◆ **YOUR OBJECTIVE**
Count only the lines of the records that hold "superficies", then give the number without any other words.

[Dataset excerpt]
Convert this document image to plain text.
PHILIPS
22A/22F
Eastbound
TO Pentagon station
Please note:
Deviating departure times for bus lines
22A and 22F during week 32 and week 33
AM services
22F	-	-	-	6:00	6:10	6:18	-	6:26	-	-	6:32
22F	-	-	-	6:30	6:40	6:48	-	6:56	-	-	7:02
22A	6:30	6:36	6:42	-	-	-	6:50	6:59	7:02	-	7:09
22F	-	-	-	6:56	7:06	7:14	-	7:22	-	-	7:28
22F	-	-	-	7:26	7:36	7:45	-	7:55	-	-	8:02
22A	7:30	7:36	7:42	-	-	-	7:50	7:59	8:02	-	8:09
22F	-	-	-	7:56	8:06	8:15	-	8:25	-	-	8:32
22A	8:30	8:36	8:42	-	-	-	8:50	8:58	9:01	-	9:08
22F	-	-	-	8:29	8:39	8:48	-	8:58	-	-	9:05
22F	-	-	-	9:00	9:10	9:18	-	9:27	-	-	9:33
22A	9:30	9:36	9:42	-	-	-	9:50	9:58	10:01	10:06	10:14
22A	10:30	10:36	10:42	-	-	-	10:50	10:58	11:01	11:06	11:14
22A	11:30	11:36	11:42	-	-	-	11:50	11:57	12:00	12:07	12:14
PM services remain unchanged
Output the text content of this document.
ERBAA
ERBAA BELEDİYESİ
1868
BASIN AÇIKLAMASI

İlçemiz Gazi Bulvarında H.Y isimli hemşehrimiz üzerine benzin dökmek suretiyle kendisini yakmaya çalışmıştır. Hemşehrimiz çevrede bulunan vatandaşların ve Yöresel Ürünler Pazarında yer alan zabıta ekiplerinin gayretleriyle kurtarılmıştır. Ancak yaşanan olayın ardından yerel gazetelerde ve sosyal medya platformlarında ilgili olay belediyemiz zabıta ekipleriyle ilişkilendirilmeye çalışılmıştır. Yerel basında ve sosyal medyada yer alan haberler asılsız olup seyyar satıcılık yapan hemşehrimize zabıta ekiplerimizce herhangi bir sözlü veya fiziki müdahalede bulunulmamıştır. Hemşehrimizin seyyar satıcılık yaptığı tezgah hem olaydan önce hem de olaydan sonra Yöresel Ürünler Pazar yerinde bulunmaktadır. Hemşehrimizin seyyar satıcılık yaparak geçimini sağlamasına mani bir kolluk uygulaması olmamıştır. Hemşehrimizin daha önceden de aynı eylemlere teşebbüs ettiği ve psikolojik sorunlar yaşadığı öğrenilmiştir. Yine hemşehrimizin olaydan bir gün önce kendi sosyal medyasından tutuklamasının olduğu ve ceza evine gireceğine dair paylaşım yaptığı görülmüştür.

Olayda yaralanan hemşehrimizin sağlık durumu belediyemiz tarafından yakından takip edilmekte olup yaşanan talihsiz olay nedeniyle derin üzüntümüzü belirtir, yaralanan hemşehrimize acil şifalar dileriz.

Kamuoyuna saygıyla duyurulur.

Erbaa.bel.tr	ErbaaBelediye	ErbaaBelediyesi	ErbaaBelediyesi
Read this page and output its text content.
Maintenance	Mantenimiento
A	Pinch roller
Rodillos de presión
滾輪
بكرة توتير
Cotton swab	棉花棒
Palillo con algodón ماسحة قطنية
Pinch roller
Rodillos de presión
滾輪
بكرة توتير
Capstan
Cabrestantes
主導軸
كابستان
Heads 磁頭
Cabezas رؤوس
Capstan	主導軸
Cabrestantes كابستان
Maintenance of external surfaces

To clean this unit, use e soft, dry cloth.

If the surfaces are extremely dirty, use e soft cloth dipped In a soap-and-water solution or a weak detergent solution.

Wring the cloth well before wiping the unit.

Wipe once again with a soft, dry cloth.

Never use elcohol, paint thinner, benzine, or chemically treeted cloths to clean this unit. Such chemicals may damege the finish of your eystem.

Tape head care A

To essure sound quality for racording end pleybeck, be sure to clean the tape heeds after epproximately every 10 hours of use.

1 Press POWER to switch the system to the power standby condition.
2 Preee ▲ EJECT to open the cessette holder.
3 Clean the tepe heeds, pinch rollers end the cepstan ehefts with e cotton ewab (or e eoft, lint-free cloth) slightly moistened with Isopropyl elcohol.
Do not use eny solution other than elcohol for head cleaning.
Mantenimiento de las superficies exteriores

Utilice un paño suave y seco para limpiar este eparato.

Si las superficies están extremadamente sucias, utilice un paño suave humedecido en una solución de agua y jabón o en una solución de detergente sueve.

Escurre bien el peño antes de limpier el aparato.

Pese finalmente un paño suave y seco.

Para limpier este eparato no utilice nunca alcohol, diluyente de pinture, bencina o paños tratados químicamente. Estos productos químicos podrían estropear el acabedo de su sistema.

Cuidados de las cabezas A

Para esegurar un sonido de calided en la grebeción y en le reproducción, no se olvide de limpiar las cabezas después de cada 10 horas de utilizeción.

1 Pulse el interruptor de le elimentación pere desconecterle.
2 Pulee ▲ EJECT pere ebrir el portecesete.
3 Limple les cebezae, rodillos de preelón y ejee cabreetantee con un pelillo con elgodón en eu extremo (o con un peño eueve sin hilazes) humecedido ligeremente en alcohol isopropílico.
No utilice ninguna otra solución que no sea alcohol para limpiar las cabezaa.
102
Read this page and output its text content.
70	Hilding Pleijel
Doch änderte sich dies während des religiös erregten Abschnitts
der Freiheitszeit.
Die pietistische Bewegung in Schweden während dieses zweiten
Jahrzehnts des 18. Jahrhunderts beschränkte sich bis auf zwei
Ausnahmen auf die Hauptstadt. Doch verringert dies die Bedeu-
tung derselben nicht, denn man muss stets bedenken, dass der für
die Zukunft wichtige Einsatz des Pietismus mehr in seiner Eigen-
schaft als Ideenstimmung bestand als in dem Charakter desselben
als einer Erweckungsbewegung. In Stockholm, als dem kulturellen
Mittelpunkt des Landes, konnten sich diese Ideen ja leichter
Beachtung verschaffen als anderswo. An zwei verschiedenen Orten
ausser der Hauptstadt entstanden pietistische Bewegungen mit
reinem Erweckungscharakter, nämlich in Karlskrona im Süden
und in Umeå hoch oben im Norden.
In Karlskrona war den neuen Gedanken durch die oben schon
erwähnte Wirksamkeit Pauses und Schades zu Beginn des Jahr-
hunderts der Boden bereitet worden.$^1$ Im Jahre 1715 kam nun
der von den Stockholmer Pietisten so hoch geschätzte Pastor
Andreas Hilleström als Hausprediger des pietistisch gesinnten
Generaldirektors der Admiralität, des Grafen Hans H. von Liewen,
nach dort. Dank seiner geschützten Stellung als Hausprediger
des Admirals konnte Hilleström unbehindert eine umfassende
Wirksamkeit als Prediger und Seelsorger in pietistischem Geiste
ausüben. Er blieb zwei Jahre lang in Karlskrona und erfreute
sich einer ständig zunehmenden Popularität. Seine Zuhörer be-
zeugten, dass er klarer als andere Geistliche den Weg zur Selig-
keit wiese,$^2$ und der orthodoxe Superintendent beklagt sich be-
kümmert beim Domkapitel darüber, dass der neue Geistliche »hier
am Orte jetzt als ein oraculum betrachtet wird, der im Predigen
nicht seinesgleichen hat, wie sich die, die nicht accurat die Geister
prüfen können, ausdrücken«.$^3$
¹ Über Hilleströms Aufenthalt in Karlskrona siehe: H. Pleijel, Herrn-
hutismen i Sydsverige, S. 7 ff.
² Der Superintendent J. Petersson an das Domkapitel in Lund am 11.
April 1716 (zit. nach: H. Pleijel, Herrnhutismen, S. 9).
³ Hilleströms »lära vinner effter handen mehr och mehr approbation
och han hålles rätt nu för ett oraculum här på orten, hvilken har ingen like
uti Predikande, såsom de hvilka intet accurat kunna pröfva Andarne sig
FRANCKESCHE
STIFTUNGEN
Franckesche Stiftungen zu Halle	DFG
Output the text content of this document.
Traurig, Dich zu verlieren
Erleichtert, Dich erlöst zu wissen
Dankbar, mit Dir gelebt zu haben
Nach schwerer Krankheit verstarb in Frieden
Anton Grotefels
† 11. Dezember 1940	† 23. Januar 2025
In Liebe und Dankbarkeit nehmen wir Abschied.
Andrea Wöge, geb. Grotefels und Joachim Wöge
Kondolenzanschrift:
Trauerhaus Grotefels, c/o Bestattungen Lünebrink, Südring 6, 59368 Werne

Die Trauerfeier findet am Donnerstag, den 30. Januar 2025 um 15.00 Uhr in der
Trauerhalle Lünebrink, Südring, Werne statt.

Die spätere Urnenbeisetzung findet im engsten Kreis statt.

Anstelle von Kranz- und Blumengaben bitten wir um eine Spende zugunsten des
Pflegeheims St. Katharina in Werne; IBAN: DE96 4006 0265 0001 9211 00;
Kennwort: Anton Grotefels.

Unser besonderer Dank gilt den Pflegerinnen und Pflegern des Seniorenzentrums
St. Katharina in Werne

◆ **SOLUTION TO THIS EXERCISE**
2